** START **

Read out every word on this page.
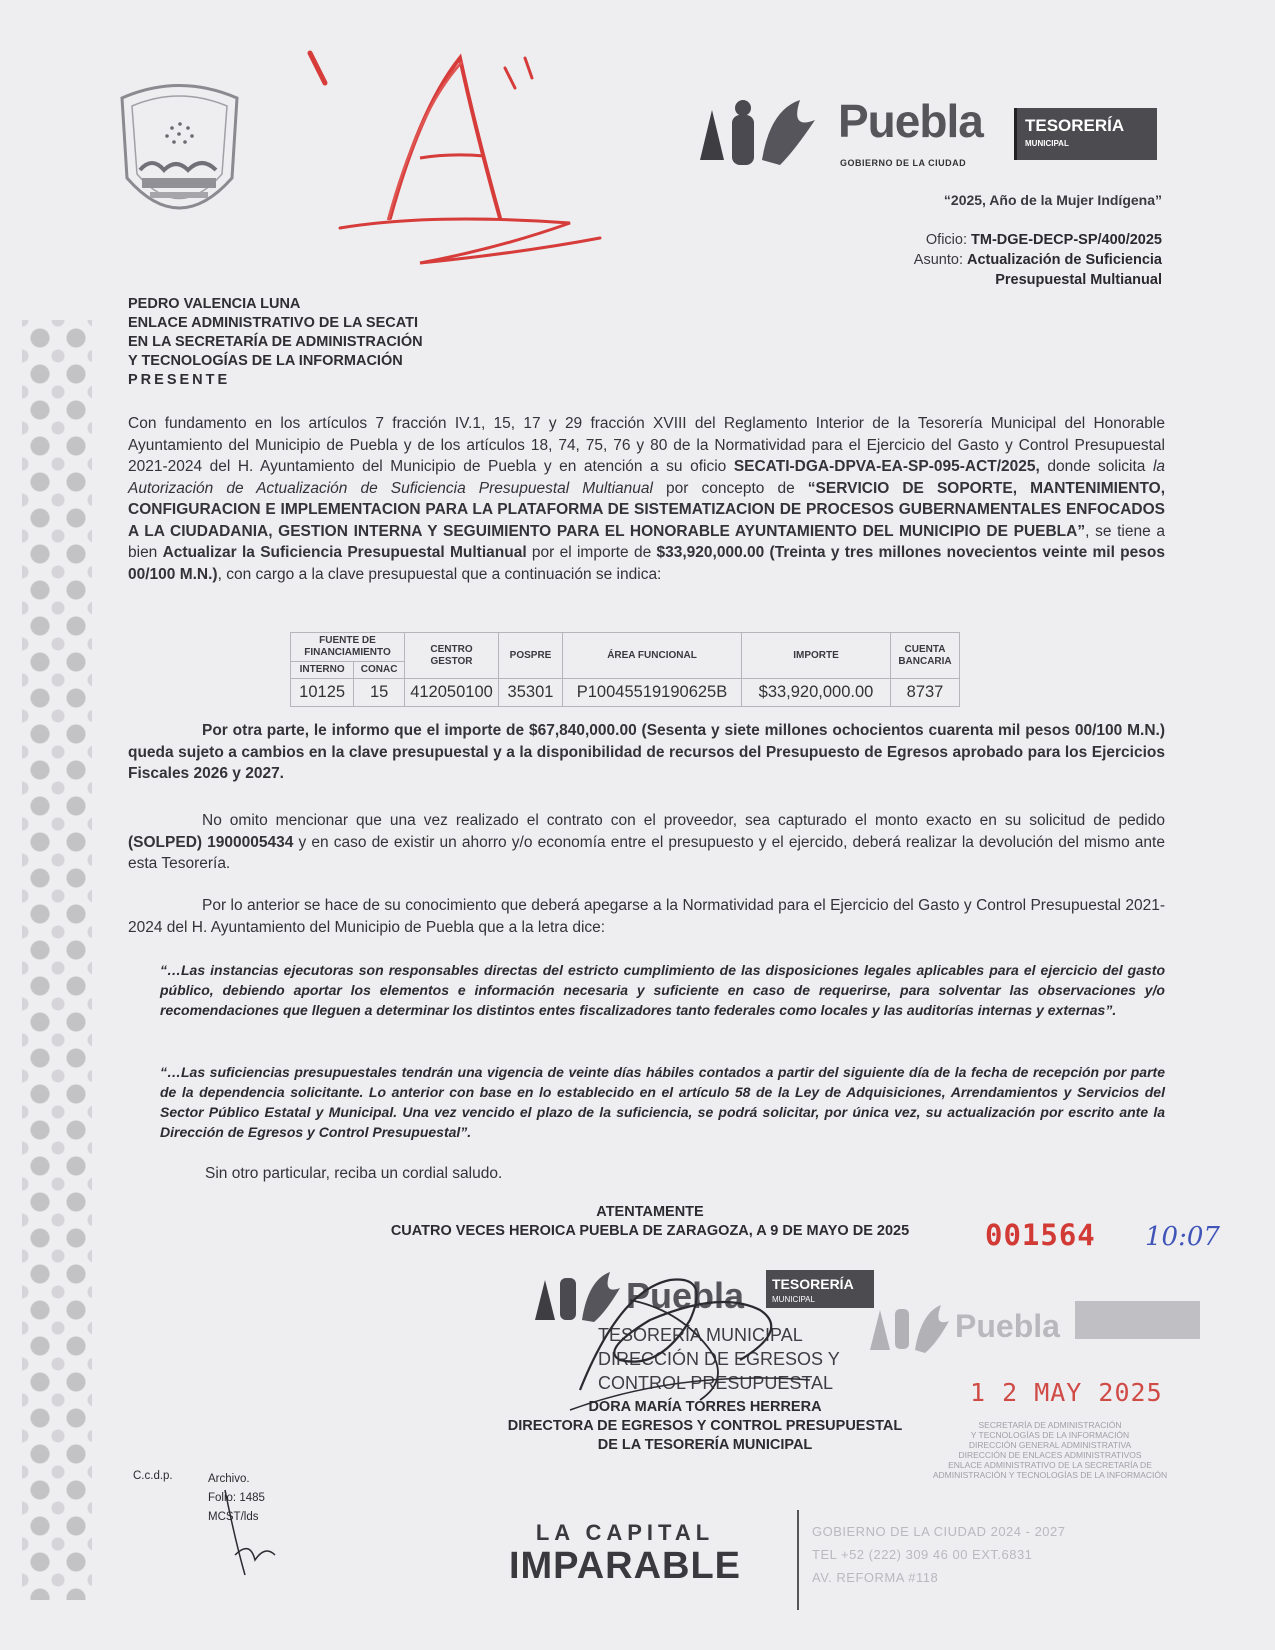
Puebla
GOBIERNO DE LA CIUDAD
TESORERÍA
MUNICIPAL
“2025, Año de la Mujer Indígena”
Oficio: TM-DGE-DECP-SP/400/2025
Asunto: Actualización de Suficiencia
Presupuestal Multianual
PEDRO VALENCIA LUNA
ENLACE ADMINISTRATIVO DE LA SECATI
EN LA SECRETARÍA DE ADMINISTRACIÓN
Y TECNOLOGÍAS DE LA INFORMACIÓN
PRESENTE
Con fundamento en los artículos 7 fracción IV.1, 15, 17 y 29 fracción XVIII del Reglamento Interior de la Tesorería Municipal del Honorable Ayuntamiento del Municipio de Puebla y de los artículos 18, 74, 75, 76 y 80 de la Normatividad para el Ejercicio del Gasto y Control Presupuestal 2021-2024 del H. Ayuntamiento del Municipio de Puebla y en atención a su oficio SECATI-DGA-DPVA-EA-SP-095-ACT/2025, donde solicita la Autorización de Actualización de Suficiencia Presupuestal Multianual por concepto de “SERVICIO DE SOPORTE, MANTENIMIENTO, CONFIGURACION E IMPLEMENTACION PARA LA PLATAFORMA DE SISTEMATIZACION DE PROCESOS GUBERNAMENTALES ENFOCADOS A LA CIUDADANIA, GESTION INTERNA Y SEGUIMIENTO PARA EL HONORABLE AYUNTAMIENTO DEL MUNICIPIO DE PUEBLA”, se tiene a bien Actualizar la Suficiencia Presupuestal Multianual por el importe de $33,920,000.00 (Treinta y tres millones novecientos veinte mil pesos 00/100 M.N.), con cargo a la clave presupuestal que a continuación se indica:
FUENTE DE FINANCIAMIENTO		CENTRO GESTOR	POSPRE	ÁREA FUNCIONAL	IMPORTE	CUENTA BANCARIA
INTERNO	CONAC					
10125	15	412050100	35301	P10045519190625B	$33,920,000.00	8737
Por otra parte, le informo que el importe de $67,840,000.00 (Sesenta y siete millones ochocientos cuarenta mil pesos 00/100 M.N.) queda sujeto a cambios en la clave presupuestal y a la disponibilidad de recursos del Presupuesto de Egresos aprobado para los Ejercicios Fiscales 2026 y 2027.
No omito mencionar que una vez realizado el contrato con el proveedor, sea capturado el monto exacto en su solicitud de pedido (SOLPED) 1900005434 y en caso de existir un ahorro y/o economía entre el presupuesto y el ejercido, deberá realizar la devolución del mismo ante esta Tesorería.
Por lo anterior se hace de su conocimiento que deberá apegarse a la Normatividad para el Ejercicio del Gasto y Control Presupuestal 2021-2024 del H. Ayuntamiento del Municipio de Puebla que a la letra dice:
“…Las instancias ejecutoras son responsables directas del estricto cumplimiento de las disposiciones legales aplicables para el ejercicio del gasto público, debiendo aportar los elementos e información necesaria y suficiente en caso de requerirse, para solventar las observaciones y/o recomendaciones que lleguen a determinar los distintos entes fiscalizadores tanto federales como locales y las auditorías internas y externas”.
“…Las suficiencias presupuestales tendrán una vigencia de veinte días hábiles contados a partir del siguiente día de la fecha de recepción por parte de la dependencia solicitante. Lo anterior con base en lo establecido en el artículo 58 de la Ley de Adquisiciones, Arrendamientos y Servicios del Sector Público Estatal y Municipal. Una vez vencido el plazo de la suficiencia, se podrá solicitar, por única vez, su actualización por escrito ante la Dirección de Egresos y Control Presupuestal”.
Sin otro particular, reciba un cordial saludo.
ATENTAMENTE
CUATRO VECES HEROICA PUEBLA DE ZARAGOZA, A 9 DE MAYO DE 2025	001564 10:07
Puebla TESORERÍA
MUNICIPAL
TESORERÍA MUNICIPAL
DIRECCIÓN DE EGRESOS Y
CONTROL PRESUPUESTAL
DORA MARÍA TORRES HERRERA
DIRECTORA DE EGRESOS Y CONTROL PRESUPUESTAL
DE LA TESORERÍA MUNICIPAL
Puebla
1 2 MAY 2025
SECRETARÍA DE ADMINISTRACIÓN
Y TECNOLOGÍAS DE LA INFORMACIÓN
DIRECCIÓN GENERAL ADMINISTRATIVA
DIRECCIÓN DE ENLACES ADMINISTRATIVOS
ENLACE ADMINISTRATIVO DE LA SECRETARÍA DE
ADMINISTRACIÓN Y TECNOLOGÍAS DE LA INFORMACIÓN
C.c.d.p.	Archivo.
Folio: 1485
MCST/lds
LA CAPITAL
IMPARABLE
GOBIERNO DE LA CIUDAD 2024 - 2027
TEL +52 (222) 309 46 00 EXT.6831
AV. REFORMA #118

** END **
** START **

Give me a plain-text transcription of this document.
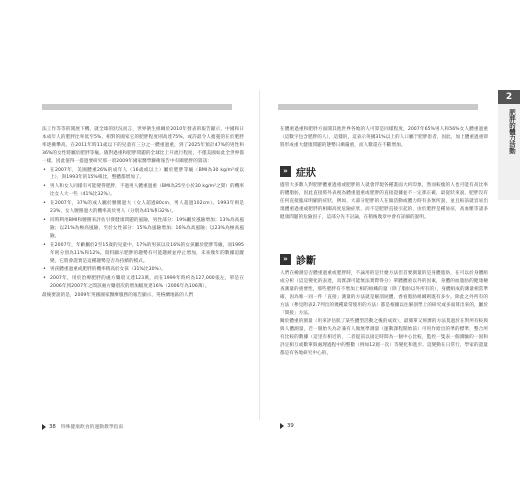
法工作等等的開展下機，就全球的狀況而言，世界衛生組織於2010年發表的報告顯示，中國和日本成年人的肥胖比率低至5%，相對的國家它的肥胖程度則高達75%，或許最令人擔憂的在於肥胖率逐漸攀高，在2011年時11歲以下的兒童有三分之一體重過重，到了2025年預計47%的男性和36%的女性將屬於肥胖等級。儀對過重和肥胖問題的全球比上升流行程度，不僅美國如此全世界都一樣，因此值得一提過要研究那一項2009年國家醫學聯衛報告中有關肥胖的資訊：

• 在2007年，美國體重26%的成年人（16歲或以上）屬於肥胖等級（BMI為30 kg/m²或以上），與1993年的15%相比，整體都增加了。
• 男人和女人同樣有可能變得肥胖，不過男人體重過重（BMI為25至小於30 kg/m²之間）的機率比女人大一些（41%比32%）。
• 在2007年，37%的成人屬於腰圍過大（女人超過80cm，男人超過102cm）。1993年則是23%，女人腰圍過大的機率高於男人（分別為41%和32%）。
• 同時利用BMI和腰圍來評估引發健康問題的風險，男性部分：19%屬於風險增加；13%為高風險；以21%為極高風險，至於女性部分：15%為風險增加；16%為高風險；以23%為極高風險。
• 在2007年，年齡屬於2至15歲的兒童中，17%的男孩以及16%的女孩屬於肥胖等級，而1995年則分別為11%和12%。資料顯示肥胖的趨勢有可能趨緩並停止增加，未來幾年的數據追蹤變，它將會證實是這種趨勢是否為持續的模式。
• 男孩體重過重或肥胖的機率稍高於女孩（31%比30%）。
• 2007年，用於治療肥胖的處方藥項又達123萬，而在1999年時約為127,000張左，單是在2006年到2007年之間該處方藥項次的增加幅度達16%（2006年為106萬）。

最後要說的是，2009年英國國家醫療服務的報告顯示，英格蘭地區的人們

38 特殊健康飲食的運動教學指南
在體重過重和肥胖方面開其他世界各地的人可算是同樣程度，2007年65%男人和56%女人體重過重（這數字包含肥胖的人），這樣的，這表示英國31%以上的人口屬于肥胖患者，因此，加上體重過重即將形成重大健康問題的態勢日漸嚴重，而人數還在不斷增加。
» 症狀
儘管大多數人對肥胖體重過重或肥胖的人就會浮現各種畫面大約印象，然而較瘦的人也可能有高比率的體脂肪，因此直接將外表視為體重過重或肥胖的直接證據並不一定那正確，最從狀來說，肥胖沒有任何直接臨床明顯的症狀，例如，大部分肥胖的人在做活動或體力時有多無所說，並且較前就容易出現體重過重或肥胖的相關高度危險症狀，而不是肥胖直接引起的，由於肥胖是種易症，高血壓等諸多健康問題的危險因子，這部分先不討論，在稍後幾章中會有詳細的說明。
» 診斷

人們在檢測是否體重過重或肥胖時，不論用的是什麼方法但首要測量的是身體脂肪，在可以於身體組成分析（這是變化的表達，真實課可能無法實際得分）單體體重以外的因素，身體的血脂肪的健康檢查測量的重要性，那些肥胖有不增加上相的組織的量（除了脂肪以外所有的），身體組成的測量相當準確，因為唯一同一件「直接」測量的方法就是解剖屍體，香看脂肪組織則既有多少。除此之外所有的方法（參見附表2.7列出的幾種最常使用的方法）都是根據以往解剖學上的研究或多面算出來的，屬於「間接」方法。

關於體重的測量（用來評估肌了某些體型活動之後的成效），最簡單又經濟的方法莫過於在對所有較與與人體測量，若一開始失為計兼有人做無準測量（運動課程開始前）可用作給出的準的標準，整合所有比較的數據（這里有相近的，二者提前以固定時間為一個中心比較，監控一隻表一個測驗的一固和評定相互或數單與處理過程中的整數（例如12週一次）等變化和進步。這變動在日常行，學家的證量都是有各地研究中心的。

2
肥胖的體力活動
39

** END **
** START **

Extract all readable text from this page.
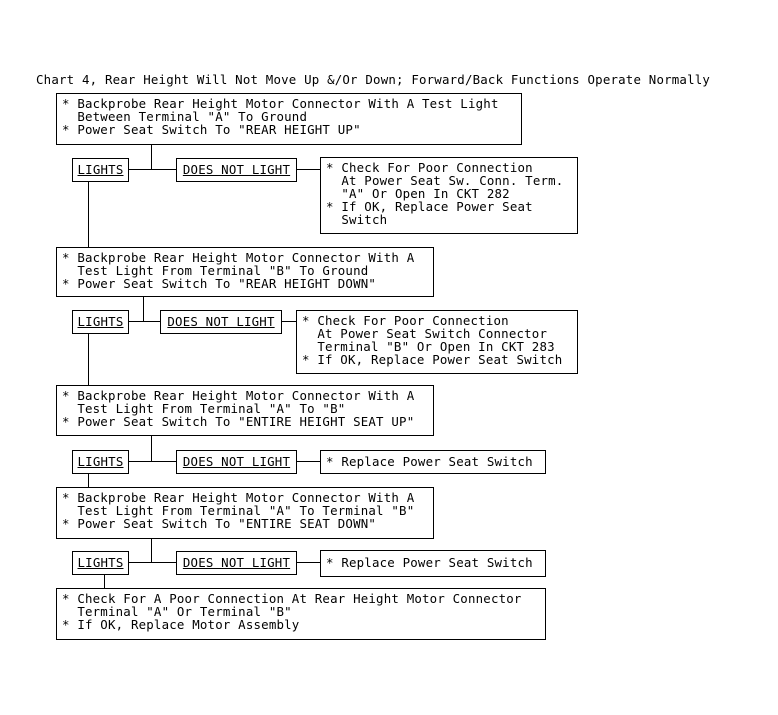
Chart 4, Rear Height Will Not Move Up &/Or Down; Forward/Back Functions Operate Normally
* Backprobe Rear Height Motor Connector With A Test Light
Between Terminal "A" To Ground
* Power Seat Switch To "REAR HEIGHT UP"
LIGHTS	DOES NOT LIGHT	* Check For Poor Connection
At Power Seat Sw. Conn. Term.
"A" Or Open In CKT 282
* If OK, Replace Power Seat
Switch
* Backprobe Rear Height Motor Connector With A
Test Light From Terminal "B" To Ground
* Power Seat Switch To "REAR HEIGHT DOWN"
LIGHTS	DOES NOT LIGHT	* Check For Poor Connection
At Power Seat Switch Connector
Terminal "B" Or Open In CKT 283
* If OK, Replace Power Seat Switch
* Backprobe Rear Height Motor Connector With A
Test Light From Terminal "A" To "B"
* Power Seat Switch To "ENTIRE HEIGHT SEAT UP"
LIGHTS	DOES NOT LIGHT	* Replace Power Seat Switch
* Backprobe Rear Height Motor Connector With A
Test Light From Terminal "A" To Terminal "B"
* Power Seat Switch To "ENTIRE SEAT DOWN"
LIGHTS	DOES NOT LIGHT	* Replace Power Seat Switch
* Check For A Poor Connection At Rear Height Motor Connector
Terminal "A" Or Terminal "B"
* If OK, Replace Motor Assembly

** END **

• Job: Copy each line above where the string "Seat" occurs.

• Result of the exercise:
* Power Seat Switch To "REAR HEIGHT UP"
At Power Seat Sw. Conn. Term.
* If OK, Replace Power Seat
* Power Seat Switch To "REAR HEIGHT DOWN"
At Power Seat Switch Connector
* If OK, Replace Power Seat Switch
* Power Seat Switch To "ENTIRE HEIGHT SEAT UP"
LIGHTS	DOES NOT LIGHT	* Replace Power Seat Switch
* Power Seat Switch To "ENTIRE SEAT DOWN"
LIGHTS	DOES NOT LIGHT	* Replace Power Seat Switch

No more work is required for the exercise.